Data items →
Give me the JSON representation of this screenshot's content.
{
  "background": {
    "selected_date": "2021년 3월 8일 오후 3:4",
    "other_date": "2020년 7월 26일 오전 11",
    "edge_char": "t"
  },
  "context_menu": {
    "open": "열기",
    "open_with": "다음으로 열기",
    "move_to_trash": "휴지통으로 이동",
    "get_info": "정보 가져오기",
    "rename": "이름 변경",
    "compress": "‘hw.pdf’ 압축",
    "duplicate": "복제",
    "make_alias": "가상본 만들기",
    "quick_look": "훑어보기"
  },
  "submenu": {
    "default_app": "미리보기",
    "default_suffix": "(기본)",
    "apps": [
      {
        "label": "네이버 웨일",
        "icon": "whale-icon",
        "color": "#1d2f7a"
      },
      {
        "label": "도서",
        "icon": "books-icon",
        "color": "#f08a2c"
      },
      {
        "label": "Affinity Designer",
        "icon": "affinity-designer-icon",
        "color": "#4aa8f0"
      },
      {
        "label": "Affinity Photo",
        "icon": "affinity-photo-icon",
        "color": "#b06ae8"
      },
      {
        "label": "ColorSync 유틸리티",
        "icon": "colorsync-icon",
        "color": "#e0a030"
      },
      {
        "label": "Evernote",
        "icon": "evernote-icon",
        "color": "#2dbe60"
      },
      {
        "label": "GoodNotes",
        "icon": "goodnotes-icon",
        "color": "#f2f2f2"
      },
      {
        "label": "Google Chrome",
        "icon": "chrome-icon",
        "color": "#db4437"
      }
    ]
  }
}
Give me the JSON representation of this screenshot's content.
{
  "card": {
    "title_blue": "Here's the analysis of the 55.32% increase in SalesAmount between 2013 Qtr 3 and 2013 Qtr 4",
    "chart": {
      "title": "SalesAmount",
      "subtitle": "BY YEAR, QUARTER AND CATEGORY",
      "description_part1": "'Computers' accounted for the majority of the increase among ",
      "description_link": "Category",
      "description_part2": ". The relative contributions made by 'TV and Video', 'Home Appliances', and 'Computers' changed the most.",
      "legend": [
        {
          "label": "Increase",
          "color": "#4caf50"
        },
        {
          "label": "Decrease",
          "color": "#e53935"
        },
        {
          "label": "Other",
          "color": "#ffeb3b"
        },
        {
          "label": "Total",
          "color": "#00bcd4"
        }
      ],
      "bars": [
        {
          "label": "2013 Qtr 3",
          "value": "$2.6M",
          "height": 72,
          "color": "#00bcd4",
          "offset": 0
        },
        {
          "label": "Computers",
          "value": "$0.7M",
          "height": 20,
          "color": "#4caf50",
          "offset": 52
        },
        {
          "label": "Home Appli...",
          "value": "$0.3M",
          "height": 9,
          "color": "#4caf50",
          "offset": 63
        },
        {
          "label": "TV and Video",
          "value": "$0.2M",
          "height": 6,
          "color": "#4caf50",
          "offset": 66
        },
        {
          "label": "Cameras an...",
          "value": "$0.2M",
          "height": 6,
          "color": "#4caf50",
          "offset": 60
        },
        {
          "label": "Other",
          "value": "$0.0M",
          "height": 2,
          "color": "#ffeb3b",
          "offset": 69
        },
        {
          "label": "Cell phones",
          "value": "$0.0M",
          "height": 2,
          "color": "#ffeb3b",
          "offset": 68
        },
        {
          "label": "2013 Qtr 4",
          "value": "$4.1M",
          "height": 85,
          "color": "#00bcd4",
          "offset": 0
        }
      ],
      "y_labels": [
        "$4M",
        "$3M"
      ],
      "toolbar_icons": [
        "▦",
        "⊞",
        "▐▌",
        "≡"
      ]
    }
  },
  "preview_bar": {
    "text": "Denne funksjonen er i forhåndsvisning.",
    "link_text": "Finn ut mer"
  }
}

Your instructions → Write the listing out again, exactly as it reads.

Result of the exercise →
Give me the JSON representation of this screenshot's content.
{
  "background": {
    "selected_date": "2021년 3월 8일 오후 3:4",
    "other_date": "2020년 7월 26일 오전 11",
    "edge_char": "t"
  },
  "context_menu": {
    "open": "열기",
    "open_with": "다음으로 열기",
    "move_to_trash": "휴지통으로 이동",
    "get_info": "정보 가져오기",
    "rename": "이름 변경",
    "compress": "‘hw.pdf’ 압축",
    "duplicate": "복제",
    "make_alias": "가상본 만들기",
    "quick_look": "훑어보기"
  },
  "submenu": {
    "default_app": "미리보기",
    "default_suffix": "(기본)",
    "apps": [
      {
        "label": "네이버 웨일",
        "icon": "whale-icon",
        "color": "#1d2f7a"
      },
      {
        "label": "도서",
        "icon": "books-icon",
        "color": "#f08a2c"
      },
      {
        "label": "Affinity Designer",
        "icon": "affinity-designer-icon",
        "color": "#4aa8f0"
      },
      {
        "label": "Affinity Photo",
        "icon": "affinity-photo-icon",
        "color": "#b06ae8"
      },
      {
        "label": "ColorSync 유틸리티",
        "icon": "colorsync-icon",
        "color": "#e0a030"
      },
      {
        "label": "Evernote",
        "icon": "evernote-icon",
        "color": "#2dbe60"
      },
      {
        "label": "GoodNotes",
        "icon": "goodnotes-icon",
        "color": "#f2f2f2"
      },
      {
        "label": "Google Chrome",
        "icon": "chrome-icon",
        "color": "#db4437"
      }
    ]
  }
}
Give me the JSON representation of this screenshot's content.
{
  "card": {
    "title_blue": "Here's the analysis of the 55.32% increase in SalesAmount between 2013 Qtr 3 and 2013 Qtr 4",
    "chart": {
      "title": "SalesAmount",
      "subtitle": "BY YEAR, QUARTER AND CATEGORY",
      "description_part1": "'Computers' accounted for the majority of the increase among ",
      "description_link": "Category",
      "description_part2": ". The relative contributions made by 'TV and Video', 'Home Appliances', and 'Computers' changed the most.",
      "legend": [
        {
          "label": "Increase",
          "color": "#4caf50"
        },
        {
          "label": "Decrease",
          "color": "#e53935"
        },
        {
          "label": "Other",
          "color": "#ffeb3b"
        },
        {
          "label": "Total",
          "color": "#00bcd4"
        }
      ],
      "bars": [
        {
          "label": "2013 Qtr 3",
          "value": "$2.6M",
          "height": 72,
          "color": "#00bcd4",
          "offset": 0
        },
        {
          "label": "Computers",
          "value": "$0.7M",
          "height": 20,
          "color": "#4caf50",
          "offset": 52
        },
        {
          "label": "Home Appli...",
          "value": "$0.3M",
          "height": 9,
          "color": "#4caf50",
          "offset": 63
        },
        {
          "label": "TV and Video",
          "value": "$0.2M",
          "height": 6,
          "color": "#4caf50",
          "offset": 66
        },
        {
          "label": "Cameras an...",
          "value": "$0.2M",
          "height": 6,
          "color": "#4caf50",
          "offset": 60
        },
        {
          "label": "Other",
          "value": "$0.0M",
          "height": 2,
          "color": "#ffeb3b",
          "offset": 69
        },
        {
          "label": "Cell phones",
          "value": "$0.0M",
          "height": 2,
          "color": "#ffeb3b",
          "offset": 68
        },
        {
          "label": "2013 Qtr 4",
          "value": "$4.1M",
          "height": 85,
          "color": "#00bcd4",
          "offset": 0
        }
      ],
      "y_labels": [
        "$4M",
        "$3M"
      ],
      "toolbar_icons": [
        "▦",
        "⊞",
        "▐▌",
        "≡"
      ]
    }
  },
  "preview_bar": {
    "text": "Denne funksjonen er i forhåndsvisning.",
    "link_text": "Finn ut mer"
  }
}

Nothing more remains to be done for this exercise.